(Data listing)
+ + +

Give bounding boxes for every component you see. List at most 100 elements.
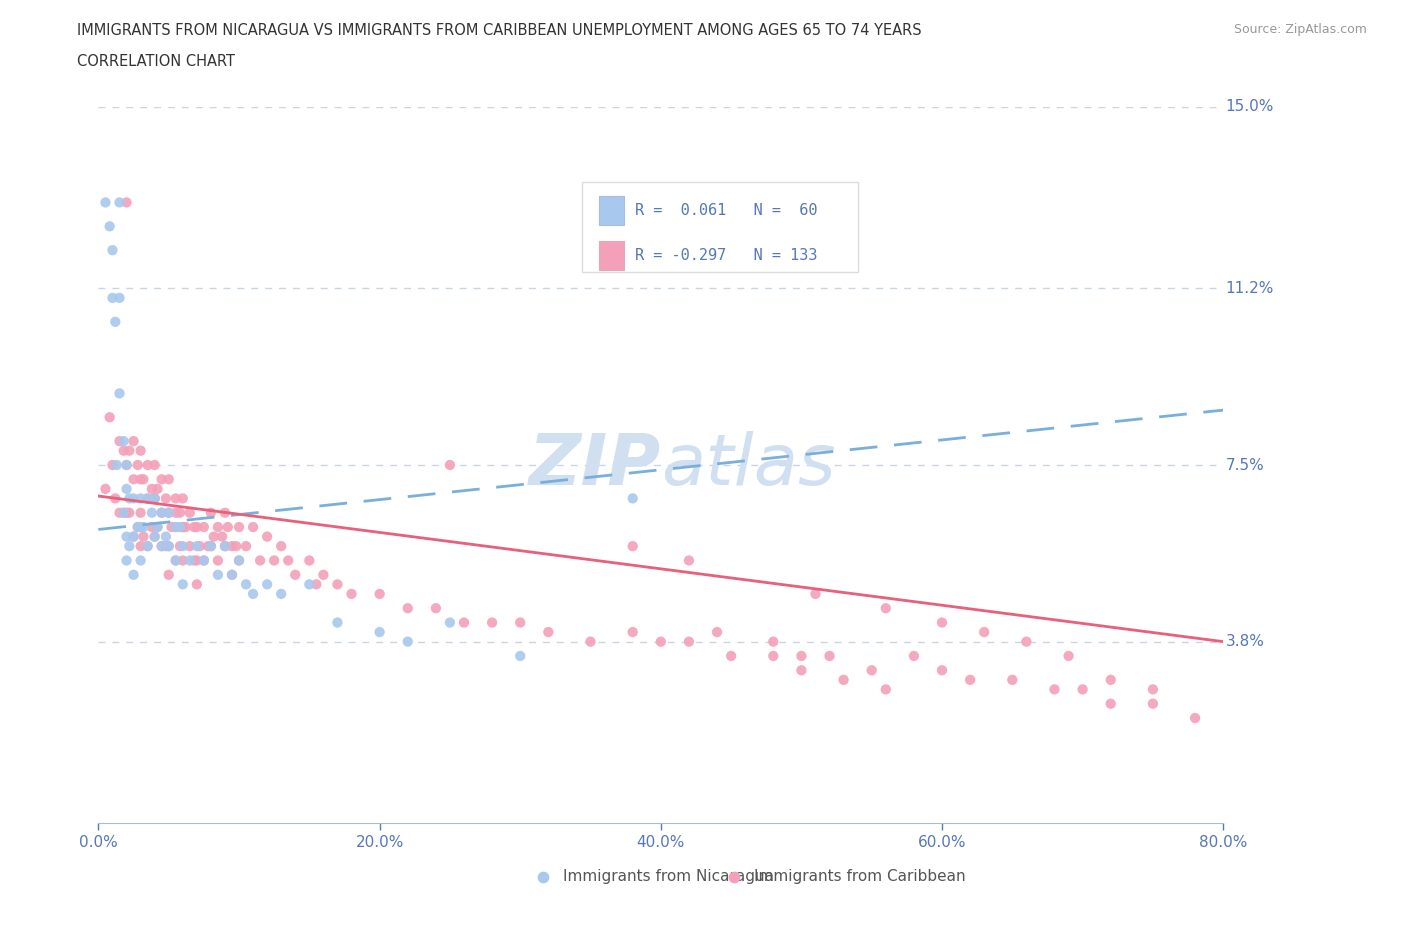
Point	[312, 567, 335, 582]
Point	[277, 553, 299, 568]
Point	[207, 520, 229, 535]
Point	[169, 505, 191, 520]
Point	[150, 505, 173, 520]
Text: Immigrants from Nicaragua: Immigrants from Nicaragua	[562, 870, 773, 884]
Point	[141, 482, 163, 497]
Point	[122, 472, 145, 486]
Point	[200, 538, 222, 553]
Point	[146, 520, 169, 535]
Point	[165, 553, 187, 568]
Point	[157, 567, 180, 582]
Point	[217, 520, 239, 535]
Point	[155, 538, 177, 553]
Point	[155, 491, 177, 506]
Point	[214, 505, 236, 520]
Point	[122, 529, 145, 544]
Point	[1099, 697, 1122, 711]
Point	[179, 505, 201, 520]
Point	[1043, 682, 1066, 697]
Point	[298, 553, 321, 568]
Point	[129, 553, 152, 568]
Point	[188, 538, 211, 553]
Point	[228, 520, 250, 535]
Point	[790, 663, 813, 678]
Point	[143, 529, 166, 544]
Point	[860, 663, 883, 678]
Point	[115, 553, 138, 568]
Point	[179, 553, 201, 568]
Text: IMMIGRANTS FROM NICARAGUA VS IMMIGRANTS FROM CARIBBEAN UNEMPLOYMENT AMONG AGES 6: IMMIGRANTS FROM NICARAGUA VS IMMIGRANTS …	[77, 23, 922, 38]
Point	[453, 615, 475, 630]
Point	[150, 505, 173, 520]
Point	[172, 491, 194, 506]
Point	[115, 458, 138, 472]
Point	[903, 648, 925, 663]
Text: Immigrants from Caribbean: Immigrants from Caribbean	[754, 870, 966, 884]
Point	[193, 520, 215, 535]
Point	[678, 553, 700, 568]
Point	[186, 538, 208, 553]
Point	[141, 520, 163, 535]
Point	[621, 491, 644, 506]
Point	[439, 458, 461, 472]
Point	[169, 520, 191, 535]
Point	[132, 520, 155, 535]
Point	[174, 520, 197, 535]
Point	[202, 529, 225, 544]
Point	[157, 505, 180, 520]
Text: Source: ZipAtlas.com: Source: ZipAtlas.com	[1233, 23, 1367, 36]
Point	[200, 538, 222, 553]
Point	[1015, 634, 1038, 649]
Point	[129, 444, 152, 458]
Point	[326, 615, 349, 630]
Point	[256, 577, 278, 591]
Point	[143, 491, 166, 506]
Point	[112, 505, 135, 520]
Point	[136, 458, 159, 472]
Point	[284, 567, 307, 582]
Point	[221, 538, 243, 553]
Point	[143, 491, 166, 506]
Point	[1071, 682, 1094, 697]
Point	[875, 682, 897, 697]
Point	[931, 615, 953, 630]
Point	[326, 577, 349, 591]
Point	[108, 195, 131, 210]
Point	[256, 529, 278, 544]
Point	[263, 553, 285, 568]
Point	[762, 634, 785, 649]
Point	[193, 553, 215, 568]
Point	[141, 505, 163, 520]
Point	[396, 601, 419, 616]
Point	[186, 553, 208, 568]
Point	[1099, 672, 1122, 687]
Point	[143, 458, 166, 472]
Point	[197, 538, 219, 553]
Point	[235, 538, 257, 553]
Point	[104, 491, 127, 506]
Point	[172, 553, 194, 568]
Point	[305, 577, 328, 591]
Text: atlas: atlas	[661, 431, 835, 499]
Point	[235, 577, 257, 591]
Point	[720, 648, 742, 663]
Point	[228, 553, 250, 568]
Point	[127, 458, 149, 472]
Point	[136, 538, 159, 553]
Point	[183, 553, 205, 568]
Point	[186, 577, 208, 591]
Point	[221, 567, 243, 582]
Point	[136, 491, 159, 506]
Point	[1142, 697, 1164, 711]
Point	[108, 290, 131, 305]
Point	[115, 529, 138, 544]
Point	[172, 577, 194, 591]
Point	[127, 520, 149, 535]
Point	[509, 648, 531, 663]
Point	[112, 505, 135, 520]
Point	[790, 648, 813, 663]
Point	[804, 587, 827, 602]
Bar	[599, 196, 624, 225]
Point	[931, 663, 953, 678]
Point	[207, 553, 229, 568]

+ + +

Exercise task: Repeat every line of the data listing above, character for character, but leave out the picture placeholders.

Worked answer:
Give bounding boxes for every component you see. List at most 100 elements.
Point	[312, 567, 335, 582]
Point	[277, 553, 299, 568]
Point	[207, 520, 229, 535]
Point	[169, 505, 191, 520]
Point	[150, 505, 173, 520]
Text: Immigrants from Nicaragua: Immigrants from Nicaragua	[562, 870, 773, 884]
Point	[141, 482, 163, 497]
Point	[122, 472, 145, 486]
Point	[200, 538, 222, 553]
Point	[146, 520, 169, 535]
Point	[165, 553, 187, 568]
Point	[157, 567, 180, 582]
Point	[217, 520, 239, 535]
Point	[155, 538, 177, 553]
Point	[155, 491, 177, 506]
Point	[214, 505, 236, 520]
Point	[122, 529, 145, 544]
Point	[1099, 697, 1122, 711]
Point	[179, 505, 201, 520]
Point	[1043, 682, 1066, 697]
Point	[298, 553, 321, 568]
Point	[129, 553, 152, 568]
Point	[188, 538, 211, 553]
Point	[228, 520, 250, 535]
Point	[790, 663, 813, 678]
Point	[143, 529, 166, 544]
Point	[860, 663, 883, 678]
Point	[115, 553, 138, 568]
Point	[179, 553, 201, 568]
Text: IMMIGRANTS FROM NICARAGUA VS IMMIGRANTS FROM CARIBBEAN UNEMPLOYMENT AMONG AGES 6: IMMIGRANTS FROM NICARAGUA VS IMMIGRANTS …	[77, 23, 922, 38]
Point	[453, 615, 475, 630]
Point	[150, 505, 173, 520]
Point	[172, 491, 194, 506]
Point	[115, 458, 138, 472]
Point	[903, 648, 925, 663]
Text: Immigrants from Caribbean: Immigrants from Caribbean	[754, 870, 966, 884]
Point	[193, 520, 215, 535]
Point	[678, 553, 700, 568]
Point	[186, 538, 208, 553]
Point	[141, 520, 163, 535]
Point	[621, 491, 644, 506]
Point	[439, 458, 461, 472]
Point	[169, 520, 191, 535]
Point	[132, 520, 155, 535]
Point	[174, 520, 197, 535]
Point	[202, 529, 225, 544]
Point	[157, 505, 180, 520]
Text: Source: ZipAtlas.com: Source: ZipAtlas.com	[1233, 23, 1367, 36]
Point	[200, 538, 222, 553]
Point	[1015, 634, 1038, 649]
Point	[129, 444, 152, 458]
Point	[326, 615, 349, 630]
Point	[256, 577, 278, 591]
Point	[143, 491, 166, 506]
Point	[112, 505, 135, 520]
Point	[136, 458, 159, 472]
Point	[284, 567, 307, 582]
Point	[221, 538, 243, 553]
Point	[143, 491, 166, 506]
Point	[1071, 682, 1094, 697]
Point	[875, 682, 897, 697]
Point	[931, 615, 953, 630]
Point	[326, 577, 349, 591]
Point	[108, 195, 131, 210]
Point	[256, 529, 278, 544]
Point	[263, 553, 285, 568]
Point	[762, 634, 785, 649]
Point	[193, 553, 215, 568]
Point	[141, 505, 163, 520]
Point	[396, 601, 419, 616]
Point	[186, 553, 208, 568]
Point	[1099, 672, 1122, 687]
Point	[143, 458, 166, 472]
Point	[197, 538, 219, 553]
Point	[235, 538, 257, 553]
Point	[104, 491, 127, 506]
Point	[172, 553, 194, 568]
Point	[305, 577, 328, 591]
Text: atlas: atlas	[661, 431, 835, 499]
Point	[235, 577, 257, 591]
Point	[720, 648, 742, 663]
Point	[228, 553, 250, 568]
Point	[127, 458, 149, 472]
Point	[136, 538, 159, 553]
Point	[183, 553, 205, 568]
Point	[186, 577, 208, 591]
Point	[221, 567, 243, 582]
Point	[136, 491, 159, 506]
Point	[1142, 697, 1164, 711]
Point	[108, 290, 131, 305]
Point	[115, 529, 138, 544]
Point	[172, 577, 194, 591]
Point	[127, 520, 149, 535]
Point	[509, 648, 531, 663]
Point	[112, 505, 135, 520]
Point	[790, 648, 813, 663]
Point	[804, 587, 827, 602]
Bar	[599, 196, 624, 225]
Point	[931, 663, 953, 678]
Point	[207, 553, 229, 568]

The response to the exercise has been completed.